*What to produce*: Rewrite the records from the line containing "List all visible" through the line containing "answer-option-pi-over-4[interactable]: π4 [119,317,661,363]", putting "question-score" in place of "question-points" and keeping everything else the same. Give only those lines, without the pictures.

*Material for this task*:

################

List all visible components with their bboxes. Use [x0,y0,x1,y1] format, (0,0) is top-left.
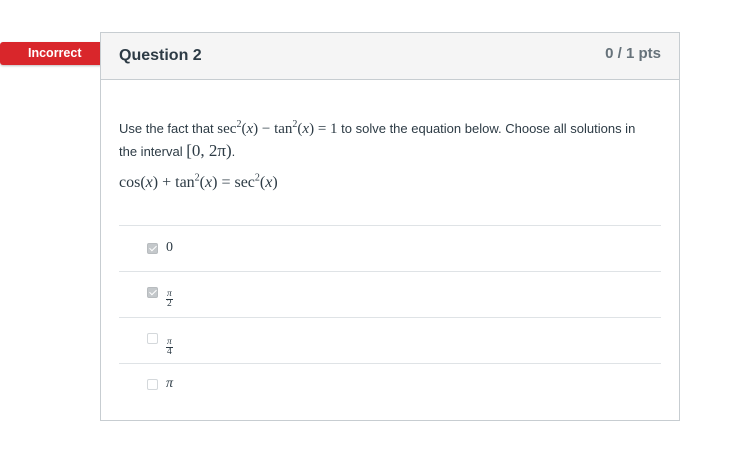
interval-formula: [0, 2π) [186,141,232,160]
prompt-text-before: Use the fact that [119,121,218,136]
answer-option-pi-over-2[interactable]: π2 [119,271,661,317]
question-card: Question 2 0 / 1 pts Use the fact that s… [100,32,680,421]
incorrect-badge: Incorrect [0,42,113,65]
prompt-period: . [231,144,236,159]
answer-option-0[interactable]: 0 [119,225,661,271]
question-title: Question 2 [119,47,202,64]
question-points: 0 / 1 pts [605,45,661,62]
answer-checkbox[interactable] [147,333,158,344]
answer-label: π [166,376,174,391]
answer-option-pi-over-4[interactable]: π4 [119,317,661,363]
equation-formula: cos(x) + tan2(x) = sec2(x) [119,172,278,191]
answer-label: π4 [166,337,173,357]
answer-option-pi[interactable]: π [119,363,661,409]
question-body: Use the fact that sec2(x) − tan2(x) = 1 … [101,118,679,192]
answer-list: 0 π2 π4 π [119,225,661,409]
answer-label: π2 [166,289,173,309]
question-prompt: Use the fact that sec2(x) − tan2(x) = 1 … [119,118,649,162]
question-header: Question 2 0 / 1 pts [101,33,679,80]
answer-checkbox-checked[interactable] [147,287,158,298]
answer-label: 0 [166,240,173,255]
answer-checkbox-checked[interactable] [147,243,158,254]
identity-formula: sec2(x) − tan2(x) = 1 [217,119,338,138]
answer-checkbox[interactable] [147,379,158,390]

################

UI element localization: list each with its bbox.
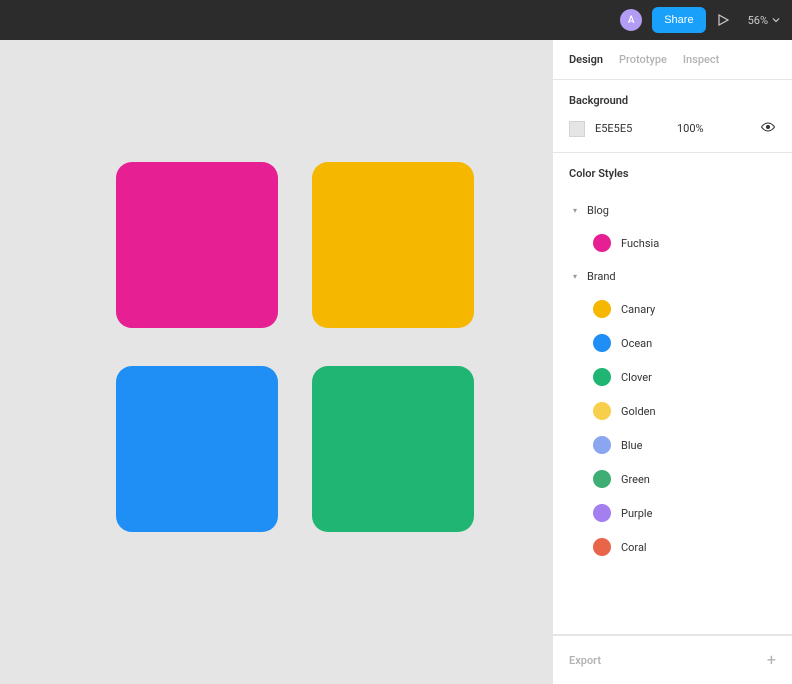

################

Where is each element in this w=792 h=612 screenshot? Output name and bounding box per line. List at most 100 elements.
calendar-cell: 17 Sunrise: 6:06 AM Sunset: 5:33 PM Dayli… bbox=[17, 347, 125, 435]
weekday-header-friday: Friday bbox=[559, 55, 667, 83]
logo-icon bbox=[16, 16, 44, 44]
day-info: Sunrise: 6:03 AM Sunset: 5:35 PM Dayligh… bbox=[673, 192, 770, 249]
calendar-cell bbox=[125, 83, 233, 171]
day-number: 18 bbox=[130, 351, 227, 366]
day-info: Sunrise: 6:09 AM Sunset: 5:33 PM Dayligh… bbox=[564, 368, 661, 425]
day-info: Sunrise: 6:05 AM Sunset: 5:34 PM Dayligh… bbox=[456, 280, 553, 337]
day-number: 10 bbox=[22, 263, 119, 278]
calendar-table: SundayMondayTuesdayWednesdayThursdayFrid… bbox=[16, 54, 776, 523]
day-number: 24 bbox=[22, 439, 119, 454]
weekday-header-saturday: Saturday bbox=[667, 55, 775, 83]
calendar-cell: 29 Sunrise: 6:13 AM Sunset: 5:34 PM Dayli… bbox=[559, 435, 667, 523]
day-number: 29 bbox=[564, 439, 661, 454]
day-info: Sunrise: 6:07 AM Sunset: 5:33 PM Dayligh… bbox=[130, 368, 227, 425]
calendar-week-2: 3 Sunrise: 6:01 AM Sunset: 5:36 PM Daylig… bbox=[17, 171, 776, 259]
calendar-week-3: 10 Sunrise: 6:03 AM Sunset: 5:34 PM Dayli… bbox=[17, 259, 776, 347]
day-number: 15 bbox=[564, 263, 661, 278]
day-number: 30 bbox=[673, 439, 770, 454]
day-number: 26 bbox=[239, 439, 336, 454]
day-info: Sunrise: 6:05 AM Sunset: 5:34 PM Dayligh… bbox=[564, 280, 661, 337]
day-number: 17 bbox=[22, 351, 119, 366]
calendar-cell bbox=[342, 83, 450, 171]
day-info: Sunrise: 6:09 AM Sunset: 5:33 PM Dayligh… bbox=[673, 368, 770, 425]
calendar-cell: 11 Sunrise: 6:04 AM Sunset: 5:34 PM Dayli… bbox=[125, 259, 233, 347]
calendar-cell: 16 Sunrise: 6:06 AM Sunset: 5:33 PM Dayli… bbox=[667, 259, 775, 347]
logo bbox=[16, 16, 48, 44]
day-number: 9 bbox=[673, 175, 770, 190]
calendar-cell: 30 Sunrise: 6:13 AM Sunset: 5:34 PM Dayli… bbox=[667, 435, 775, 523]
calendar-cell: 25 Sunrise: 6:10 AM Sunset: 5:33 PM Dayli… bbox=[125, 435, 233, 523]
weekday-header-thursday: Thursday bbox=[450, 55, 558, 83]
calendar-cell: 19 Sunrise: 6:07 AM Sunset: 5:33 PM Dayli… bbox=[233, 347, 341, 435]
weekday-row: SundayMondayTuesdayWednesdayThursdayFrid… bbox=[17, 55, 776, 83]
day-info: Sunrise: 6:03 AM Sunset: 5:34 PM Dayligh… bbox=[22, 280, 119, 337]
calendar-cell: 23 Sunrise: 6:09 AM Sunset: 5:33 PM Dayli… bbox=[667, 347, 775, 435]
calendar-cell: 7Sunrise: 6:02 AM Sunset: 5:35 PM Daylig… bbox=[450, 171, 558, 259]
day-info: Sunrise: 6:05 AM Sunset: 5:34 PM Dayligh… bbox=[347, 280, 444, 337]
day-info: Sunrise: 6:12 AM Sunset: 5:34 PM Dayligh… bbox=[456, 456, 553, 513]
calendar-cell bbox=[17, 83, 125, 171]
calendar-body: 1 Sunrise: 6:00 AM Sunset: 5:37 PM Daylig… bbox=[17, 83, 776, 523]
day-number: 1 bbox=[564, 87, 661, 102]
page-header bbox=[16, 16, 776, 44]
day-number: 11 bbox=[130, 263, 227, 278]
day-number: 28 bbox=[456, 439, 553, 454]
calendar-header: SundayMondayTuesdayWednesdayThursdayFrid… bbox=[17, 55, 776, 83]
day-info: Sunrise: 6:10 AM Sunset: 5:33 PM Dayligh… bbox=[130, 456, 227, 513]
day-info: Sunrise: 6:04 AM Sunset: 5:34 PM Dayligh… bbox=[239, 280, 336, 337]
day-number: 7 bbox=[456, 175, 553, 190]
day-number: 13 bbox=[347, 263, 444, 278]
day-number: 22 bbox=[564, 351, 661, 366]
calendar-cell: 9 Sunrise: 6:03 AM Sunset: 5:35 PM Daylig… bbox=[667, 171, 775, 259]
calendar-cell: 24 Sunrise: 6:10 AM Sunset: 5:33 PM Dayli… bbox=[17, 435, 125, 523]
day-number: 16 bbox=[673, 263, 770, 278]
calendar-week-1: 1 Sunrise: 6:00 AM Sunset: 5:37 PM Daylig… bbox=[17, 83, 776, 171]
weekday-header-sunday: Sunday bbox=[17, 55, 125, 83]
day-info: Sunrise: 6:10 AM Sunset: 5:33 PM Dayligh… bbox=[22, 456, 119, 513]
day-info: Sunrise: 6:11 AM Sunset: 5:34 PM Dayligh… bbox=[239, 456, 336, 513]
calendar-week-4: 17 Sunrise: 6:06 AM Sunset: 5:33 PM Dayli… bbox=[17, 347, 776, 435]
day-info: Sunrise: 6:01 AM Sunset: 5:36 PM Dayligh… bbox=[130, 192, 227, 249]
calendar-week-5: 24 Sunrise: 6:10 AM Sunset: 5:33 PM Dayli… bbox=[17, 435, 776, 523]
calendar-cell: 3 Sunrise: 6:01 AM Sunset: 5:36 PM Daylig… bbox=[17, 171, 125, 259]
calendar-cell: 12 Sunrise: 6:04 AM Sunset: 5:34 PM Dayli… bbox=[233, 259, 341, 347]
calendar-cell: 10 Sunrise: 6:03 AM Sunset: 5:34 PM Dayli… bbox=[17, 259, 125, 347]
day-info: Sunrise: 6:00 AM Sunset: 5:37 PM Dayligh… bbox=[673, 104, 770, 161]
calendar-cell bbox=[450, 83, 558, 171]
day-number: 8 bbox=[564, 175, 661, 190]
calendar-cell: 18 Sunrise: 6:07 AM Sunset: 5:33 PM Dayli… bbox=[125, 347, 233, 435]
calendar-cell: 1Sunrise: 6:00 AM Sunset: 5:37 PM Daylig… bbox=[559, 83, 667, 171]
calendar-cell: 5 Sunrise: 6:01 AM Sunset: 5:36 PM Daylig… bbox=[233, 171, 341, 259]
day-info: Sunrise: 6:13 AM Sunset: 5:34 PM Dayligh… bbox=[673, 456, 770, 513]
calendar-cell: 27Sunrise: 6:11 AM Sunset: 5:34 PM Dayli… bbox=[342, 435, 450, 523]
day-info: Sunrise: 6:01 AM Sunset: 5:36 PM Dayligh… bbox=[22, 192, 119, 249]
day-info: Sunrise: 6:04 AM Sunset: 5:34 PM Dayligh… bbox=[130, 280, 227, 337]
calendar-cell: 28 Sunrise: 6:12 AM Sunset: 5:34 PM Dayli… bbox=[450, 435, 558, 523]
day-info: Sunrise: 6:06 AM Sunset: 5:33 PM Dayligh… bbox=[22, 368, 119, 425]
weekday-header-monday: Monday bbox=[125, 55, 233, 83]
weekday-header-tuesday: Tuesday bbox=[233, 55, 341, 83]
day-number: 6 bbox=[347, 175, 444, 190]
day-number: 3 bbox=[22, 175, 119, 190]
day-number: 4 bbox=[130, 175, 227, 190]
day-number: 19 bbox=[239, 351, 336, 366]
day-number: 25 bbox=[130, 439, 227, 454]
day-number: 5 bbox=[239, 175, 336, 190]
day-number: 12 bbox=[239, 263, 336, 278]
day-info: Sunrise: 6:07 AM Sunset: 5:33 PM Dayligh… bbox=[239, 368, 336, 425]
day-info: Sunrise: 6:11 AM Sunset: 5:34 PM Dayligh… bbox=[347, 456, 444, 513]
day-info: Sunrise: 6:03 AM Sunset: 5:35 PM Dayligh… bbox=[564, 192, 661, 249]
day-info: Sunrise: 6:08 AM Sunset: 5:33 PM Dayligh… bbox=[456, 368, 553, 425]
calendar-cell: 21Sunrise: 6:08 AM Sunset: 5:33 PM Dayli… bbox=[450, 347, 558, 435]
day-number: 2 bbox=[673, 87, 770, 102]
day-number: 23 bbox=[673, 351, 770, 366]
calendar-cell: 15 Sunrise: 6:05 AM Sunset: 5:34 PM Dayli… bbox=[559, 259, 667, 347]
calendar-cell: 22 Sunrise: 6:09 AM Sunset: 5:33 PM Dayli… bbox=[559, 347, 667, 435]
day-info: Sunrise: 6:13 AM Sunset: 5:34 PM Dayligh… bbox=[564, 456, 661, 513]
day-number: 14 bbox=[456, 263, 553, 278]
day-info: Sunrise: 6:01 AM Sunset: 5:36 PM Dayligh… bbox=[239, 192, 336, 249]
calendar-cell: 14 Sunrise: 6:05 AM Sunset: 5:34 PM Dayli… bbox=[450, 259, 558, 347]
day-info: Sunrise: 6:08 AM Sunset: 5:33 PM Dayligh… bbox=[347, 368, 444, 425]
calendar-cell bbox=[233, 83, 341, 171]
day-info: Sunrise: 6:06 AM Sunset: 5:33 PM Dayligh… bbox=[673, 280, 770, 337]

################

*Response to the task*:
List all visible components with their bboxes. Use [x0,y0,x1,y1] format, (0,0) is top-left.
interval-formula: [0, 2π) [186,141,232,160]
prompt-text-before: Use the fact that [119,121,218,136]
answer-option-pi-over-2[interactable]: π2 [119,271,661,317]
question-card: Question 2 0 / 1 pts Use the fact that s… [100,32,680,421]
incorrect-badge: Incorrect [0,42,113,65]
prompt-period: . [231,144,236,159]
answer-option-0[interactable]: 0 [119,225,661,271]
question-title: Question 2 [119,47,202,64]
question-score: 0 / 1 pts [605,45,661,62]
answer-checkbox[interactable] [147,333,158,344]
answer-label: π [166,376,174,391]
answer-option-pi-over-4[interactable]: π4 [119,317,661,363]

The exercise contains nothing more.